## WORK TO BE COMPLETED
Scan the records and identify every line in which the string "Accounts" occurs, then return those lines.

## DATA TO USE

%%

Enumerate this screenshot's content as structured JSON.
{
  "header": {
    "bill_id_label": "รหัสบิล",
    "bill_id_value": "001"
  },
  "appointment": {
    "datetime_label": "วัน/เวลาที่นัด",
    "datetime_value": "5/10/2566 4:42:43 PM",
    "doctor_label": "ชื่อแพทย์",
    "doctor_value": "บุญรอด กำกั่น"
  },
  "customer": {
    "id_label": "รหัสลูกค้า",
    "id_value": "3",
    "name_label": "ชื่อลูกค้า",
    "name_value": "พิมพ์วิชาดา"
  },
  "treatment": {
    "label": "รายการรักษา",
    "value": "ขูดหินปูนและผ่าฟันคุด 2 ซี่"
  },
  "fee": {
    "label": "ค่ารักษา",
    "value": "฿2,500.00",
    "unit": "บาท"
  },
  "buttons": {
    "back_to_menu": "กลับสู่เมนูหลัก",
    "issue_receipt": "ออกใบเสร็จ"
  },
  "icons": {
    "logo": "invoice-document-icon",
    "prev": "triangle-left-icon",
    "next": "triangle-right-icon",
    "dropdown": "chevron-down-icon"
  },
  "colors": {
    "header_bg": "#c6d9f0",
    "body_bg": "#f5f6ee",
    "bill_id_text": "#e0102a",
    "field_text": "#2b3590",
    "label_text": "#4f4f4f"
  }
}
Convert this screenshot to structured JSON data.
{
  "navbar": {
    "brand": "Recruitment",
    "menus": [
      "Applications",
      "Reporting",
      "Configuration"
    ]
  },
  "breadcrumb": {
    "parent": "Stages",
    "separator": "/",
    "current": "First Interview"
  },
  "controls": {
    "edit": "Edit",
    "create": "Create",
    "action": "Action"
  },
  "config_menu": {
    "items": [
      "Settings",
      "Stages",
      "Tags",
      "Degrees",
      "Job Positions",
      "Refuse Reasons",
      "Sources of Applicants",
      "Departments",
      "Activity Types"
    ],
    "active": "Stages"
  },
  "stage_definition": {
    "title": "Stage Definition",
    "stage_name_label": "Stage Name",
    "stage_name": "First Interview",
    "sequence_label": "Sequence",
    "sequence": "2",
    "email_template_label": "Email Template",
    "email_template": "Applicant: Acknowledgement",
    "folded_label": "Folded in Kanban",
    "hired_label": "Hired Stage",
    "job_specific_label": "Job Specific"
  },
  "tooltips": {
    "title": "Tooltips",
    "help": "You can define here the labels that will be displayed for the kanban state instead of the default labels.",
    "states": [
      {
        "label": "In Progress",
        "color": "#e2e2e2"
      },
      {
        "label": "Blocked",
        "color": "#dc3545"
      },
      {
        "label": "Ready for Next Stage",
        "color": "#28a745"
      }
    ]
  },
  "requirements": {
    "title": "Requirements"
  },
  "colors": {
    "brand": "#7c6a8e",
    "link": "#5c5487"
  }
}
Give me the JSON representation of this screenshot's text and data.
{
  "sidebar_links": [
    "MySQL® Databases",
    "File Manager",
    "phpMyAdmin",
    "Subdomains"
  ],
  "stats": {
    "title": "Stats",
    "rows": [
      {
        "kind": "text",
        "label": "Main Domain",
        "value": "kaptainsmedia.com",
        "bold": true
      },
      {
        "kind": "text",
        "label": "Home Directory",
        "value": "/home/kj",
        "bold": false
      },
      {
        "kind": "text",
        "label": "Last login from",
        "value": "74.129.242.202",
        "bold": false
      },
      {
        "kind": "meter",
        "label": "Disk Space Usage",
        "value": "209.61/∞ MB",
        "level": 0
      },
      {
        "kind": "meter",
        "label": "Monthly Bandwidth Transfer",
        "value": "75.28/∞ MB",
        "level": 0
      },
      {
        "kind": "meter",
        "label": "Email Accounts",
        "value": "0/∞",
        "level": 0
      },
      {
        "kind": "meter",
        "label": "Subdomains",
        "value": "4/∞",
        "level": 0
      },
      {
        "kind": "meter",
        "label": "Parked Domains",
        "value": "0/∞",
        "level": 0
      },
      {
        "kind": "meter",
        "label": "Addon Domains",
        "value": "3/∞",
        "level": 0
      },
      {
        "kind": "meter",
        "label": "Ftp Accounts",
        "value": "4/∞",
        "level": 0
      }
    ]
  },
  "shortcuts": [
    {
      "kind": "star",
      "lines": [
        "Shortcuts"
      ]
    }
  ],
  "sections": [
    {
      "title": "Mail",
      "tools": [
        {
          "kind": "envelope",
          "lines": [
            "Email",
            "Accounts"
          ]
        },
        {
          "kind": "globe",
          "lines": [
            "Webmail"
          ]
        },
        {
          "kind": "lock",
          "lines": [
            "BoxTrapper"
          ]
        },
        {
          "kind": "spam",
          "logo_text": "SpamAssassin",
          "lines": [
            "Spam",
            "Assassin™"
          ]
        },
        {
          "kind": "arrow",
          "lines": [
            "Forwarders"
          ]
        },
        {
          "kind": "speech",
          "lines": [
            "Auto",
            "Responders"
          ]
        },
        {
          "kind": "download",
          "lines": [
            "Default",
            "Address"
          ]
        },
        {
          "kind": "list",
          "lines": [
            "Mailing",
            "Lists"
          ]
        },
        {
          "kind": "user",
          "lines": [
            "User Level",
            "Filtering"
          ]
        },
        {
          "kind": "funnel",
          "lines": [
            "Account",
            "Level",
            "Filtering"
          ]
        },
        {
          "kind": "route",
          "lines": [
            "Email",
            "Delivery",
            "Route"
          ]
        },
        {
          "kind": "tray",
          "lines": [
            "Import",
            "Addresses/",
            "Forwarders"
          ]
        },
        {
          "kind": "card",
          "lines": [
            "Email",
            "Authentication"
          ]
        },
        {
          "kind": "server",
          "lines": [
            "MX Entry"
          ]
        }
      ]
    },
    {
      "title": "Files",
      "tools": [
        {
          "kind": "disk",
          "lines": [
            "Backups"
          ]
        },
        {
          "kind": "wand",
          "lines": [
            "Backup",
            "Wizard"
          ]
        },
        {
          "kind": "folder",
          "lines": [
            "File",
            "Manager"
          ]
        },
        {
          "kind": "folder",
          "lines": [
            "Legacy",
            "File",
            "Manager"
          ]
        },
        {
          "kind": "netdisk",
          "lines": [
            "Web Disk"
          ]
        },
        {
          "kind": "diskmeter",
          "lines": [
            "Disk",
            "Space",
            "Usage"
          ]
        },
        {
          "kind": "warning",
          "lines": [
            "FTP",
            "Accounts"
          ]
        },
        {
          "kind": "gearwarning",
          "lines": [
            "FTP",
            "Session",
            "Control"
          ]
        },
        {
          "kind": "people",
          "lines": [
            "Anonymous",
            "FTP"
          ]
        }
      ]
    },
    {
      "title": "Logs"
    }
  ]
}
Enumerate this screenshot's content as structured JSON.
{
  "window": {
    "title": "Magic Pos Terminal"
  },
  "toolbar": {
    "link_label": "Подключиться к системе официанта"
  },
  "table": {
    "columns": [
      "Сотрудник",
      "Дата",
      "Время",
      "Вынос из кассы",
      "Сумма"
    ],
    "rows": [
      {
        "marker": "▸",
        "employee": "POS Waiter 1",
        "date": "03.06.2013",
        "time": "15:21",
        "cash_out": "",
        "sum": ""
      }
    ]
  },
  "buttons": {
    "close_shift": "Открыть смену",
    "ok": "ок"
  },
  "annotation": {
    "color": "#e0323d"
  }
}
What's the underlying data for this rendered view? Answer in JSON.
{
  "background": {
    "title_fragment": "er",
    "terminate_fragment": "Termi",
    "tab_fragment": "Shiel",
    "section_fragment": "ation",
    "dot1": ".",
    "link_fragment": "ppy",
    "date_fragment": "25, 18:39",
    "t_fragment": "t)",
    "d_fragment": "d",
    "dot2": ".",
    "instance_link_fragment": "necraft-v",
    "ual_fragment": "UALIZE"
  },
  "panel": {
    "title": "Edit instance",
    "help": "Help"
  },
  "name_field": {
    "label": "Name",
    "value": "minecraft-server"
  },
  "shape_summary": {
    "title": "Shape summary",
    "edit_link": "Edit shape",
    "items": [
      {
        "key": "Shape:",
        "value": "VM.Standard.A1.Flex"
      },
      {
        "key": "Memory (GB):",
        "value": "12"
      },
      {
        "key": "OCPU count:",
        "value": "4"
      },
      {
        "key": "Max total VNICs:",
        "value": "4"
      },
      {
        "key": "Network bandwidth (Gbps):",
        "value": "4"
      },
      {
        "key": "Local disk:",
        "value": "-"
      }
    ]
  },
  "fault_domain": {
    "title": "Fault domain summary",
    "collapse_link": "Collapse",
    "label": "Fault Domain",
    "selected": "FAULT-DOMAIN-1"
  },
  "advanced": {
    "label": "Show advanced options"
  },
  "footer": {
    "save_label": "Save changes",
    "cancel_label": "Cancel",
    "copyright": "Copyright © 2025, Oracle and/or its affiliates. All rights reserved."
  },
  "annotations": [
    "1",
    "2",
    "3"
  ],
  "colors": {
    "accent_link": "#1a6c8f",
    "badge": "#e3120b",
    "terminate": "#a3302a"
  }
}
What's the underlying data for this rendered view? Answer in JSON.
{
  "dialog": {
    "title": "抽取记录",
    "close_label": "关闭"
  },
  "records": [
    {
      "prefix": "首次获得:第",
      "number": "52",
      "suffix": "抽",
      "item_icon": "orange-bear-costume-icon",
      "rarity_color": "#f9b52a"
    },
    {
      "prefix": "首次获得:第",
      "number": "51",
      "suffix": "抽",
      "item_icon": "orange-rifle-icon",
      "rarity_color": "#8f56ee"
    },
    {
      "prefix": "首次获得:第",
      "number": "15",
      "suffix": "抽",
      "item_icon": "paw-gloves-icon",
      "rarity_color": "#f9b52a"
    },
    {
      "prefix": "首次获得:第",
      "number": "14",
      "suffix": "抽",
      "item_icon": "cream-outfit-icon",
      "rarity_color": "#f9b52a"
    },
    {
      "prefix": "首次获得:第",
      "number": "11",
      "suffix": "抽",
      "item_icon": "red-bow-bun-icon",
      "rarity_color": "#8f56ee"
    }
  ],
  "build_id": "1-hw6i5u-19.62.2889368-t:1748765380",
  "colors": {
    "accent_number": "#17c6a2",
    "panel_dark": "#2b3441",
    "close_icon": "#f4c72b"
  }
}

%%

## EXERCISE RESULT
        "label": "Email Accounts",
        "label": "Ftp Accounts",
            "Accounts"
            "Accounts"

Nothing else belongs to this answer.